(Items listed in a dataset)

********

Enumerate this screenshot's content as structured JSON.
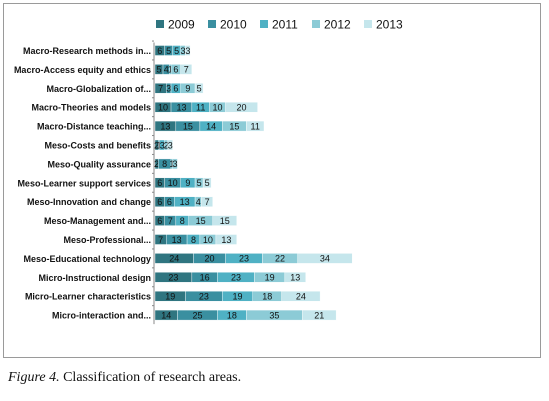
{
  "chart_data": {
    "type": "bar",
    "stacked": true,
    "orientation": "horizontal",
    "categories": [
      "Macro-Research methods in...",
      "Macro-Access equity and ethics",
      "Macro-Globalization of...",
      "Macro-Theories and models",
      "Macro-Distance teaching...",
      "Meso-Costs and benefits",
      "Meso-Quality assurance",
      "Meso-Learner support services",
      "Meso-Innovation and change",
      "Meso-Management and...",
      "Meso-Professional...",
      "Meso-Educational technology",
      "Micro-Instructional design",
      "Micro-Learner characteristics",
      "Micro-interaction and..."
    ],
    "series": [
      {
        "name": "2009",
        "color": "#2f7580",
        "values": [
          6,
          5,
          7,
          10,
          13,
          2,
          2,
          6,
          6,
          6,
          7,
          24,
          23,
          19,
          14
        ]
      },
      {
        "name": "2010",
        "color": "#3a8fa0",
        "values": [
          5,
          4,
          3,
          13,
          15,
          1,
          8,
          10,
          6,
          7,
          13,
          20,
          16,
          23,
          25
        ]
      },
      {
        "name": "2011",
        "color": "#4fb1c4",
        "values": [
          5,
          1,
          6,
          11,
          14,
          3,
          1,
          9,
          13,
          8,
          8,
          23,
          23,
          19,
          18
        ]
      },
      {
        "name": "2012",
        "color": "#8ccbd6",
        "values": [
          3,
          6,
          9,
          10,
          15,
          2,
          3,
          5,
          4,
          15,
          10,
          22,
          19,
          18,
          35
        ]
      },
      {
        "name": "2013",
        "color": "#c5e6ec",
        "values": [
          3,
          7,
          5,
          20,
          11,
          3,
          0,
          5,
          7,
          15,
          13,
          34,
          13,
          24,
          21
        ]
      }
    ],
    "legend_position": "top",
    "grid": false
  },
  "caption": {
    "label": "Figure 4.",
    "text": " Classification of research areas."
  }
}
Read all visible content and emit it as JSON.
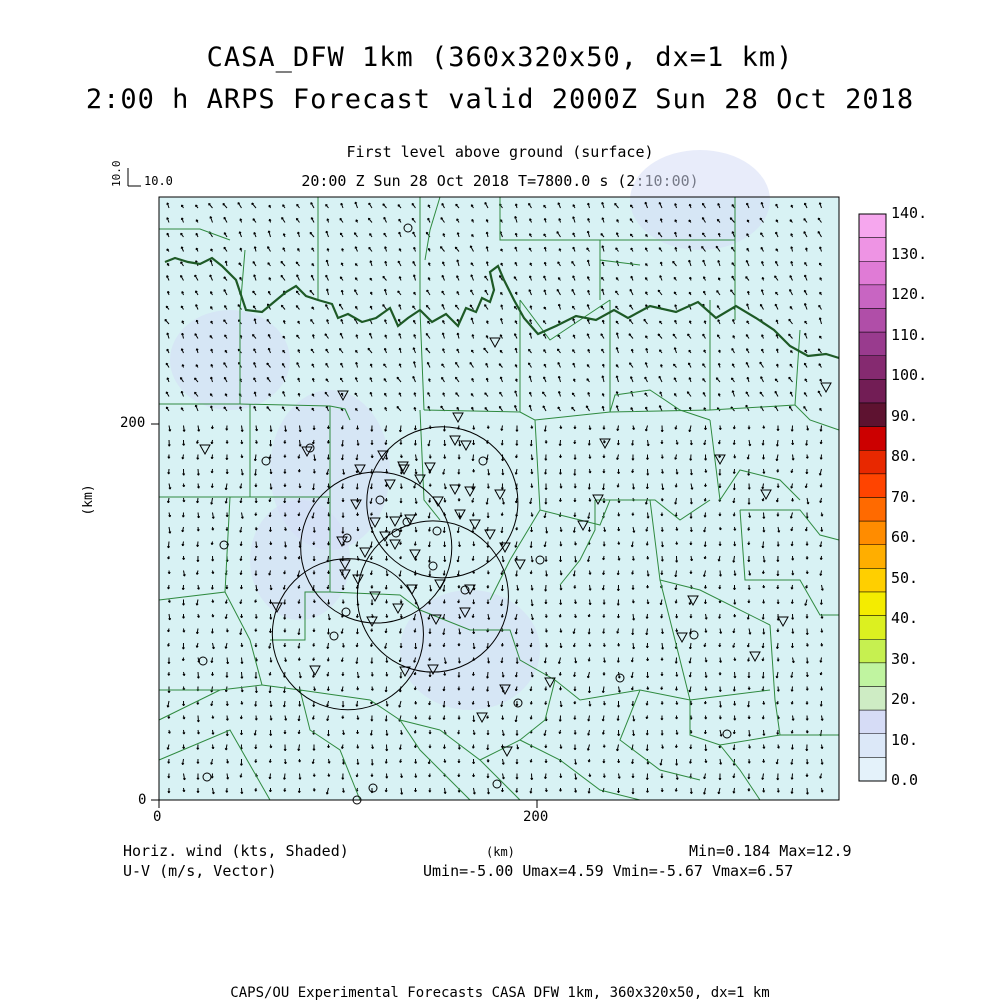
{
  "title": {
    "line1": "CASA_DFW 1km (360x320x50, dx=1 km)",
    "line2": "2:00 h ARPS Forecast valid 2000Z Sun 28 Oct 2018"
  },
  "subtitle": {
    "line1": "First level above ground (surface)",
    "line2": "20:00 Z Sun 28 Oct 2018   T=7800.0 s (2:10:00)"
  },
  "reference_vector": {
    "vertical_label": "10.0",
    "horizontal_label": "10.0"
  },
  "axes": {
    "x_label": "(km)",
    "y_label": "(km)",
    "x_ticks": [
      "0",
      "200"
    ],
    "y_ticks": [
      "0",
      "200"
    ],
    "x_range_km": [
      0,
      360
    ],
    "y_range_km": [
      0,
      320
    ]
  },
  "colorbar": {
    "labels": [
      "140.",
      "130.",
      "120.",
      "110.",
      "100.",
      "90.",
      "80.",
      "70.",
      "60.",
      "50.",
      "40.",
      "30.",
      "20.",
      "10.",
      "0.0"
    ],
    "colors": [
      "#f6a7ee",
      "#ee94e4",
      "#e07bd6",
      "#c865c2",
      "#b04ea8",
      "#993b8e",
      "#852a70",
      "#721d55",
      "#5e1230",
      "#cc0000",
      "#e82800",
      "#ff4400",
      "#ff6a00",
      "#ff8c00",
      "#ffae00",
      "#ffcf00",
      "#f4ec00",
      "#dcf020",
      "#c6f050",
      "#c0f4a0",
      "#ceecc4",
      "#d6dcf6",
      "#dce8f8",
      "#e4f2fa"
    ]
  },
  "legend": {
    "left1": "Horiz. wind (kts, Shaded)",
    "left2": "U-V (m/s, Vector)",
    "center": "(km)",
    "right1": "Min=0.184 Max=12.9",
    "right2": "Umin=-5.00 Umax=4.59 Vmin=-5.67 Vmax=6.57"
  },
  "footer": "CAPS/OU Experimental Forecasts  CASA DFW 1km, 360x320x50, dx=1 km",
  "map": {
    "background_color": "#d8f2f4",
    "boundary_color": "#2f8a3f",
    "river_color": "#1e5a26",
    "radar_range_km": 40,
    "radars_km": [
      {
        "name": "r1",
        "cx": 150,
        "cy": 158
      },
      {
        "name": "r2",
        "cx": 115,
        "cy": 134
      },
      {
        "name": "r3",
        "cx": 145,
        "cy": 108
      },
      {
        "name": "r4",
        "cx": 100,
        "cy": 88
      }
    ]
  }
}
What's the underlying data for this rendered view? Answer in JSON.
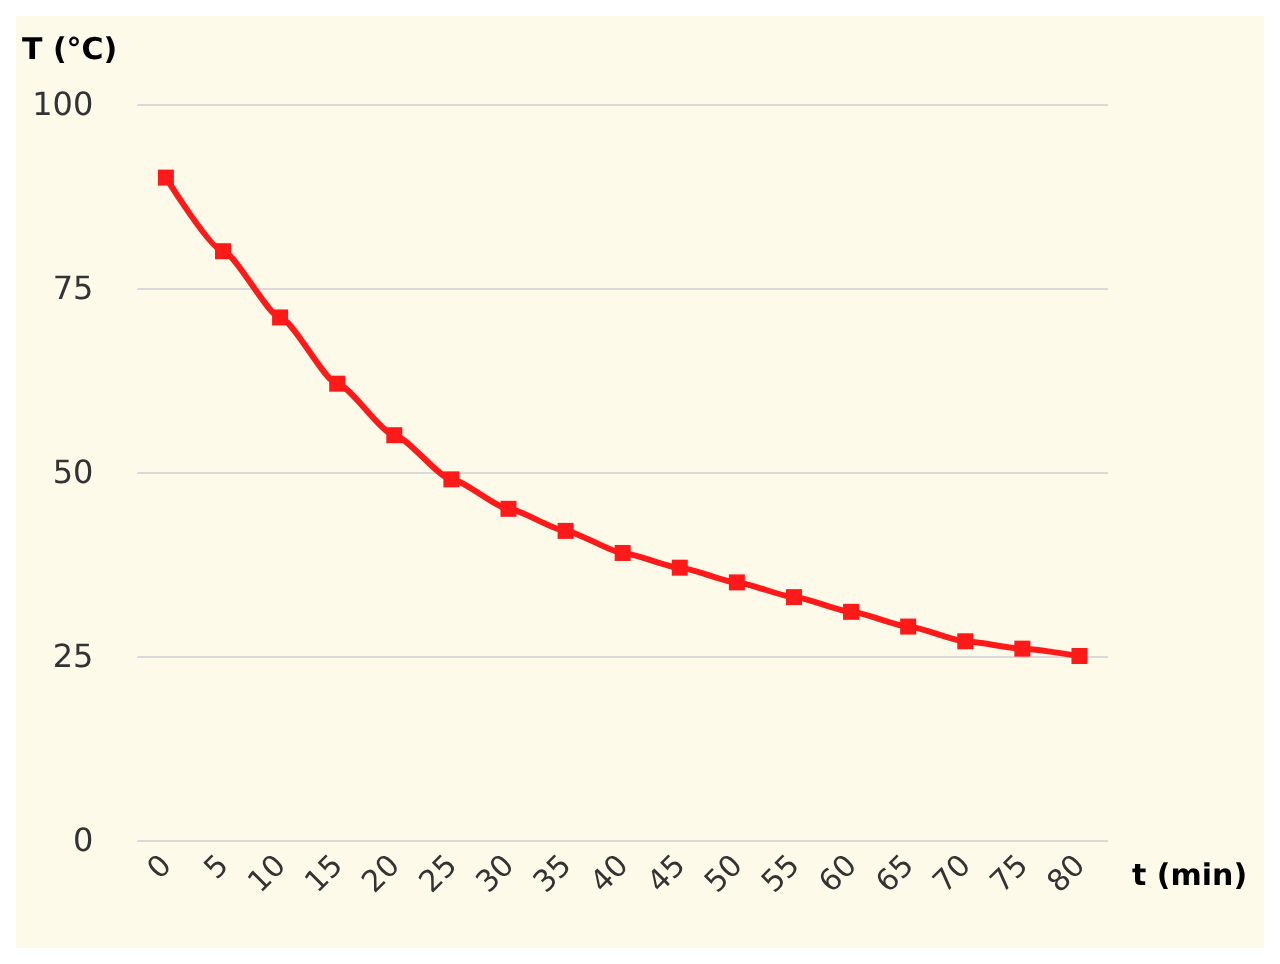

********

* _Stated problem_:
Restate each line of the records exactly; pictures do not belong in the copy.

* _Correct result_:
Enumerate this screenshot's content as structured JSON.
{
  "chart_data": {
    "type": "bar",
    "stacked": true,
    "orientation": "horizontal",
    "categories": [
      "Macro-Research methods in...",
      "Macro-Access equity and ethics",
      "Macro-Globalization of...",
      "Macro-Theories and models",
      "Macro-Distance teaching...",
      "Meso-Costs and benefits",
      "Meso-Quality assurance",
      "Meso-Learner support services",
      "Meso-Innovation and change",
      "Meso-Management and...",
      "Meso-Professional...",
      "Meso-Educational technology",
      "Micro-Instructional design",
      "Micro-Learner characteristics",
      "Micro-interaction and..."
    ],
    "series": [
      {
        "name": "2009",
        "color": "#2f7580",
        "values": [
          6,
          5,
          7,
          10,
          13,
          2,
          2,
          6,
          6,
          6,
          7,
          24,
          23,
          19,
          14
        ]
      },
      {
        "name": "2010",
        "color": "#3a8fa0",
        "values": [
          5,
          4,
          3,
          13,
          15,
          1,
          8,
          10,
          6,
          7,
          13,
          20,
          16,
          23,
          25
        ]
      },
      {
        "name": "2011",
        "color": "#4fb1c4",
        "values": [
          5,
          1,
          6,
          11,
          14,
          3,
          1,
          9,
          13,
          8,
          8,
          23,
          23,
          19,
          18
        ]
      },
      {
        "name": "2012",
        "color": "#8ccbd6",
        "values": [
          3,
          6,
          9,
          10,
          15,
          2,
          3,
          5,
          4,
          15,
          10,
          22,
          19,
          18,
          35
        ]
      },
      {
        "name": "2013",
        "color": "#c5e6ec",
        "values": [
          3,
          7,
          5,
          20,
          11,
          3,
          0,
          5,
          7,
          15,
          13,
          34,
          13,
          24,
          21
        ]
      }
    ],
    "legend_position": "top",
    "grid": false
  },
  "caption": {
    "label": "Figure 4.",
    "text": " Classification of research areas."
  }
}
Read all visible content and emit it as JSON.
{
  "title": {
    "line1": "CASA_DFW 1km (360x320x50, dx=1 km)",
    "line2": "2:00 h ARPS Forecast valid 2000Z Sun 28 Oct 2018"
  },
  "subtitle": {
    "line1": "First level above ground (surface)",
    "line2": "20:00 Z Sun 28 Oct 2018   T=7800.0 s (2:10:00)"
  },
  "reference_vector": {
    "vertical_label": "10.0",
    "horizontal_label": "10.0"
  },
  "axes": {
    "x_label": "(km)",
    "y_label": "(km)",
    "x_ticks": [
      "0",
      "200"
    ],
    "y_ticks": [
      "0",
      "200"
    ],
    "x_range_km": [
      0,
      360
    ],
    "y_range_km": [
      0,
      320
    ]
  },
  "colorbar": {
    "labels": [
      "140.",
      "130.",
      "120.",
      "110.",
      "100.",
      "90.",
      "80.",
      "70.",
      "60.",
      "50.",
      "40.",
      "30.",
      "20.",
      "10.",
      "0.0"
    ],
    "colors": [
      "#f6a7ee",
      "#ee94e4",
      "#e07bd6",
      "#c865c2",
      "#b04ea8",
      "#993b8e",
      "#852a70",
      "#721d55",
      "#5e1230",
      "#cc0000",
      "#e82800",
      "#ff4400",
      "#ff6a00",
      "#ff8c00",
      "#ffae00",
      "#ffcf00",
      "#f4ec00",
      "#dcf020",
      "#c6f050",
      "#c0f4a0",
      "#ceecc4",
      "#d6dcf6",
      "#dce8f8",
      "#e4f2fa"
    ]
  },
  "legend": {
    "left1": "Horiz. wind (kts, Shaded)",
    "left2": "U-V (m/s, Vector)",
    "center": "(km)",
    "right1": "Min=0.184 Max=12.9",
    "right2": "Umin=-5.00 Umax=4.59 Vmin=-5.67 Vmax=6.57"
  },
  "footer": "CAPS/OU Experimental Forecasts  CASA DFW 1km, 360x320x50, dx=1 km",
  "map": {
    "background_color": "#d8f2f4",
    "boundary_color": "#2f8a3f",
    "river_color": "#1e5a26",
    "radar_range_km": 40,
    "radars_km": [
      {
        "name": "r1",
        "cx": 150,
        "cy": 158
      },
      {
        "name": "r2",
        "cx": 115,
        "cy": 134
      },
      {
        "name": "r3",
        "cx": 145,
        "cy": 108
      },
      {
        "name": "r4",
        "cx": 100,
        "cy": 88
      }
    ]
  }
}
What's the underlying data for this rendered view? Answer in JSON.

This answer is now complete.